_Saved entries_

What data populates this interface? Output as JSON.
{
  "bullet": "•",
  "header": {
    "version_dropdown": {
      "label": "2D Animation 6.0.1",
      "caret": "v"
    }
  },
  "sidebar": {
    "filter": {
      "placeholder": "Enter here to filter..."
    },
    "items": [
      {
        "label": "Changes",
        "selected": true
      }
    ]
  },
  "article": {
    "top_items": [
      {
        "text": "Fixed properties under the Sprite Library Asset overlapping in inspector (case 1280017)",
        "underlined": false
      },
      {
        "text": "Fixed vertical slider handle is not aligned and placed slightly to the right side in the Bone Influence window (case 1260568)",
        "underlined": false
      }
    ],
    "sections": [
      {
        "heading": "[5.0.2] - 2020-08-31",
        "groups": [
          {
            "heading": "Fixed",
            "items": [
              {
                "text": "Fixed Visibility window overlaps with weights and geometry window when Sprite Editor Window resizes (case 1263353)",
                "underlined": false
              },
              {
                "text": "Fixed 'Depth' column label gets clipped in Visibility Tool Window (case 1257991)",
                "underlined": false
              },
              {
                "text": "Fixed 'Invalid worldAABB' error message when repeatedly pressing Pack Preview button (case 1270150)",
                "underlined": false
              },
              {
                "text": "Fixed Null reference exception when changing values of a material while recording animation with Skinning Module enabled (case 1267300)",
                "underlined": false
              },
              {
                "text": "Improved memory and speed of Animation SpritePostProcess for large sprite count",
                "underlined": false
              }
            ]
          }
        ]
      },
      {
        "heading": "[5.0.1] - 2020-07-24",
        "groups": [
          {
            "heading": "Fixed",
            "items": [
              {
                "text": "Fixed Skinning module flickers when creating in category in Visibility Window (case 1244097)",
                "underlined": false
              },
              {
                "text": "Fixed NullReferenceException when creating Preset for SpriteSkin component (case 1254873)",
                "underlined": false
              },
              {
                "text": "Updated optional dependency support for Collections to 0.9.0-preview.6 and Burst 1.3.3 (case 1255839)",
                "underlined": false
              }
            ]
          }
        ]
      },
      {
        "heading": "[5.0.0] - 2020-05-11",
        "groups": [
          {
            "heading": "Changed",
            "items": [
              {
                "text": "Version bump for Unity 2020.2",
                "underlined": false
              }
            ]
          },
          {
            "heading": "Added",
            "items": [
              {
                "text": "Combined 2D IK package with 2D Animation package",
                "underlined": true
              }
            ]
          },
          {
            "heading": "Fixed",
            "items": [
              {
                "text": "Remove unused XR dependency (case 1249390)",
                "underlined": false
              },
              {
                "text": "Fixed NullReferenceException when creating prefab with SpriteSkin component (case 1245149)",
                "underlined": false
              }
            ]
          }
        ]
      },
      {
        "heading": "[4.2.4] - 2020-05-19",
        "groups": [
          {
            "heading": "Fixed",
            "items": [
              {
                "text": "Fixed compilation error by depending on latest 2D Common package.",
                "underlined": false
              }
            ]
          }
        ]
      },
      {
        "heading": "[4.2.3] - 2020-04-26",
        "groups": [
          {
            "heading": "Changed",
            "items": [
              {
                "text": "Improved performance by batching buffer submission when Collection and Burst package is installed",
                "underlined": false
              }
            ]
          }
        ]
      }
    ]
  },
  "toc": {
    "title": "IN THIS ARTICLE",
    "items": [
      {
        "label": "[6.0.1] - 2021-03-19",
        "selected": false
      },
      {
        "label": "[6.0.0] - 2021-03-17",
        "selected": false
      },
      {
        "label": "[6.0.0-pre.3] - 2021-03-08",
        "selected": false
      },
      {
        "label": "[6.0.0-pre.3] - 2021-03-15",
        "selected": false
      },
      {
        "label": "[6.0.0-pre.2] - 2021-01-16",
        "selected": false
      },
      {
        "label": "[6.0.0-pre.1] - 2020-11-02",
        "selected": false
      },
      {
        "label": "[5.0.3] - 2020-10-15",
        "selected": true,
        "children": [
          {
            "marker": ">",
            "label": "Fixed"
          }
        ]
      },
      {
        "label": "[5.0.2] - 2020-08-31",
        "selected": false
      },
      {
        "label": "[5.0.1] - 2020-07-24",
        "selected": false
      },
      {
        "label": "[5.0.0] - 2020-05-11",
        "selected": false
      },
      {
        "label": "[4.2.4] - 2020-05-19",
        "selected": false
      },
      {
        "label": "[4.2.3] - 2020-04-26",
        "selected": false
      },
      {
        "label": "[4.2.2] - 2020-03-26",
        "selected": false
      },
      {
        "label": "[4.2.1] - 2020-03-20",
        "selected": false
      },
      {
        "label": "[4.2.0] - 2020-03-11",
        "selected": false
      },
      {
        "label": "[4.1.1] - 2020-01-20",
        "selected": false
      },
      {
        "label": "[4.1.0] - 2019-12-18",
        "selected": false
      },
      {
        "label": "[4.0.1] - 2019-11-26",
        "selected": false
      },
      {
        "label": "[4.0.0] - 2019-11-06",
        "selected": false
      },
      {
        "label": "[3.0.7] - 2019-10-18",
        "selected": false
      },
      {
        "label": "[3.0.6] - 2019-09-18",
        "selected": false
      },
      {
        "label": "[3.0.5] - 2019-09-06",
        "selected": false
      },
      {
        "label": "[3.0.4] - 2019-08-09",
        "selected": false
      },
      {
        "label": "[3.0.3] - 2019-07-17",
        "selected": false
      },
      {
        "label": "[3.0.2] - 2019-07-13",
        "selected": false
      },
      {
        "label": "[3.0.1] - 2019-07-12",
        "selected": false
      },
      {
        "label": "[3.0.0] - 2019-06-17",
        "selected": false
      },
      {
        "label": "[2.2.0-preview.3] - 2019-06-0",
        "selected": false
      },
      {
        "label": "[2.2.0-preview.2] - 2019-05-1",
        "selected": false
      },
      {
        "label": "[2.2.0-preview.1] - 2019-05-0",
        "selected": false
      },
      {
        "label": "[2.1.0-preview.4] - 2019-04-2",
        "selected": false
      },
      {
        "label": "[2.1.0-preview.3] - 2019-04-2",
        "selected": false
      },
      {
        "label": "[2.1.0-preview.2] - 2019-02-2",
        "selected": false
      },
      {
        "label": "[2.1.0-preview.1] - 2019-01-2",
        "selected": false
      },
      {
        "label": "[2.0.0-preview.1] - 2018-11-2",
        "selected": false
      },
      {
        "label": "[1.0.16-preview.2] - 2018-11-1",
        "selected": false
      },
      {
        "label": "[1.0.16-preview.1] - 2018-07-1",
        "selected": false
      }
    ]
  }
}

_EXERCISE AIM_
All lines that include "filter" are to be gathered and copied.

_FULL SOLUTION_
    "filter": {
      "placeholder": "Enter here to filter..."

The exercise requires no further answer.